## begin

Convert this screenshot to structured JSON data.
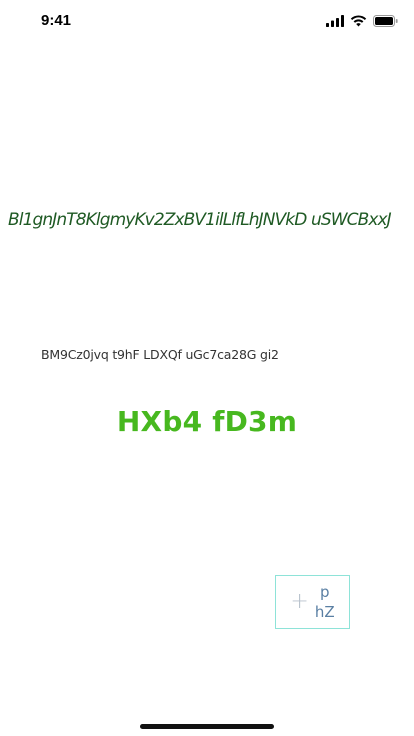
{
  "status_bar": {
    "time": "9:41",
    "icons": [
      "signal-icon",
      "wifi-icon",
      "battery-icon"
    ]
  },
  "main": {
    "italic_line": "Bl1gnJnT8KlgmyKv2ZxBV1ilLlfLhJNVkD uSWCBxxJ",
    "small_line": "BM9Cz0jvq t9hF LDXQf uGc7ca28G gi2",
    "heading": "HXb4 fD3m"
  },
  "add_button": {
    "icon": "plus-icon",
    "label_top": "p",
    "label_bottom": "hZ",
    "border_color": "#8ee3d8"
  },
  "colors": {
    "italic_text": "#1f5a24",
    "heading": "#47b81f",
    "button_text": "#5a7fa3"
  }
}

## end

Exercise prompt: Leave every image out, and retype the material exactly.

Result of the task:
Convert this screenshot to structured JSON data.
{
  "status_bar": {
    "time": "9:41",
    "icons": [
      "signal-icon",
      "wifi-icon",
      "battery-icon"
    ]
  },
  "main": {
    "italic_line": "Bl1gnJnT8KlgmyKv2ZxBV1ilLlfLhJNVkD uSWCBxxJ",
    "small_line": "BM9Cz0jvq t9hF LDXQf uGc7ca28G gi2",
    "heading": "HXb4 fD3m"
  },
  "add_button": {
    "icon": "plus-icon",
    "label_top": "p",
    "label_bottom": "hZ",
    "border_color": "#8ee3d8"
  },
  "colors": {
    "italic_text": "#1f5a24",
    "heading": "#47b81f",
    "button_text": "#5a7fa3"
  }
}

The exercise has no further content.